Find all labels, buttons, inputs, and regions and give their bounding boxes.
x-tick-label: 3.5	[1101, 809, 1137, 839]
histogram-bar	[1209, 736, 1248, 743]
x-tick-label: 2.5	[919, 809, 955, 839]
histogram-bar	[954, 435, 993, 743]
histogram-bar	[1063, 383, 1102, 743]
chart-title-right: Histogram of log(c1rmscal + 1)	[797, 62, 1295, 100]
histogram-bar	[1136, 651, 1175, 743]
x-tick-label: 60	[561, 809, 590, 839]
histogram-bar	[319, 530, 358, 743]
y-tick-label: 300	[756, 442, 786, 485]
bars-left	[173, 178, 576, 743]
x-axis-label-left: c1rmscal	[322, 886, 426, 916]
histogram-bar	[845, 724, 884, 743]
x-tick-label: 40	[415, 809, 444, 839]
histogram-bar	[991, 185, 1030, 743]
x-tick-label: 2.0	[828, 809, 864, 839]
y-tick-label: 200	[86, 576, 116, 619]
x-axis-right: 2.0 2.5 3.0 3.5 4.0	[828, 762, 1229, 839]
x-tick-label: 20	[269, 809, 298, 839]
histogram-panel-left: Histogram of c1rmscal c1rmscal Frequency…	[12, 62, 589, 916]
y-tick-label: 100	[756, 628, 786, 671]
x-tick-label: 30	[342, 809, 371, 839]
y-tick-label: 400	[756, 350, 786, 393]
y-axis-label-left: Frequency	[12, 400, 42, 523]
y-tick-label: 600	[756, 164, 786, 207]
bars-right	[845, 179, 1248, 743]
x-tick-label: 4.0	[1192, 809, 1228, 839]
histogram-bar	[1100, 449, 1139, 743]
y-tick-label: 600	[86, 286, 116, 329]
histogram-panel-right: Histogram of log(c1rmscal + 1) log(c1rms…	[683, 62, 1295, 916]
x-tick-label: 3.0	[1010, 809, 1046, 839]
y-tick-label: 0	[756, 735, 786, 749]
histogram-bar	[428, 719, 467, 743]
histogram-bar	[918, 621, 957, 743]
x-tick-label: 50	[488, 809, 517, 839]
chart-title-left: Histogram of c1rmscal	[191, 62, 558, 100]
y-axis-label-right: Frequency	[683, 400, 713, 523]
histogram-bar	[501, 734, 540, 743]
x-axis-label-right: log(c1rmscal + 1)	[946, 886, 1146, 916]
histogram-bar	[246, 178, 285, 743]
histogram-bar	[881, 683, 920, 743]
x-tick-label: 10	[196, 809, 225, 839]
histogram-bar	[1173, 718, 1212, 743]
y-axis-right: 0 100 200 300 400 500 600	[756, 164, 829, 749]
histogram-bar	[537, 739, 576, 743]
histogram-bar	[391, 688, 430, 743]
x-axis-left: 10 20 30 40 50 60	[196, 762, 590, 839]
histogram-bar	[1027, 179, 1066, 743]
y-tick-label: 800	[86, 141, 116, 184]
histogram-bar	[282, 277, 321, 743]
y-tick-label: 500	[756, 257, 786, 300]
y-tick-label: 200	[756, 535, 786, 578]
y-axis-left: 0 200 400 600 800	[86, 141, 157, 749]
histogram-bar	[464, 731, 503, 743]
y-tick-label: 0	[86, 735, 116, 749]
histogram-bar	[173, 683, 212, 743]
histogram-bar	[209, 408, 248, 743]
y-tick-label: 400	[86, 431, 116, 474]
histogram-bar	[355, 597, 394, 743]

----------------------------------------

Set task:
Could you retype every entry above, line for line, without changing a single character?

Result of the task:
Find all labels, buttons, inputs, and regions and give their bounding boxes.
x-tick-label: 3.5	[1101, 809, 1137, 839]
histogram-bar	[1209, 736, 1248, 743]
x-tick-label: 2.5	[919, 809, 955, 839]
histogram-bar	[954, 435, 993, 743]
histogram-bar	[1063, 383, 1102, 743]
chart-title-right: Histogram of log(c1rmscal + 1)	[797, 62, 1295, 100]
histogram-bar	[1136, 651, 1175, 743]
x-tick-label: 60	[561, 809, 590, 839]
histogram-bar	[319, 530, 358, 743]
y-tick-label: 300	[756, 442, 786, 485]
bars-left	[173, 178, 576, 743]
x-axis-label-left: c1rmscal	[322, 886, 426, 916]
histogram-bar	[845, 724, 884, 743]
x-tick-label: 40	[415, 809, 444, 839]
histogram-bar	[991, 185, 1030, 743]
x-tick-label: 2.0	[828, 809, 864, 839]
y-tick-label: 200	[86, 576, 116, 619]
x-axis-right: 2.0 2.5 3.0 3.5 4.0	[828, 762, 1229, 839]
x-tick-label: 20	[269, 809, 298, 839]
histogram-panel-left: Histogram of c1rmscal c1rmscal Frequency…	[12, 62, 589, 916]
y-tick-label: 100	[756, 628, 786, 671]
x-tick-label: 30	[342, 809, 371, 839]
y-tick-label: 400	[756, 350, 786, 393]
y-axis-label-left: Frequency	[12, 400, 42, 523]
y-tick-label: 600	[756, 164, 786, 207]
bars-right	[845, 179, 1248, 743]
x-tick-label: 4.0	[1192, 809, 1228, 839]
histogram-bar	[1100, 449, 1139, 743]
y-tick-label: 600	[86, 286, 116, 329]
histogram-panel-right: Histogram of log(c1rmscal + 1) log(c1rms…	[683, 62, 1295, 916]
x-tick-label: 3.0	[1010, 809, 1046, 839]
y-tick-label: 0	[756, 735, 786, 749]
histogram-bar	[428, 719, 467, 743]
histogram-bar	[918, 621, 957, 743]
x-tick-label: 50	[488, 809, 517, 839]
chart-title-left: Histogram of c1rmscal	[191, 62, 558, 100]
y-axis-label-right: Frequency	[683, 400, 713, 523]
histogram-bar	[501, 734, 540, 743]
x-axis-label-right: log(c1rmscal + 1)	[946, 886, 1146, 916]
histogram-bar	[246, 178, 285, 743]
histogram-bar	[881, 683, 920, 743]
x-tick-label: 10	[196, 809, 225, 839]
histogram-bar	[1173, 718, 1212, 743]
y-axis-right: 0 100 200 300 400 500 600	[756, 164, 829, 749]
histogram-bar	[537, 739, 576, 743]
histogram-bar	[391, 688, 430, 743]
x-axis-left: 10 20 30 40 50 60	[196, 762, 590, 839]
histogram-bar	[1027, 179, 1066, 743]
y-tick-label: 800	[86, 141, 116, 184]
histogram-bar	[282, 277, 321, 743]
y-tick-label: 500	[756, 257, 786, 300]
y-tick-label: 200	[756, 535, 786, 578]
y-axis-left: 0 200 400 600 800	[86, 141, 157, 749]
histogram-bar	[464, 731, 503, 743]
y-tick-label: 0	[86, 735, 116, 749]
histogram-bar	[173, 683, 212, 743]
histogram-bar	[209, 408, 248, 743]
y-tick-label: 400	[86, 431, 116, 474]
histogram-bar	[355, 597, 394, 743]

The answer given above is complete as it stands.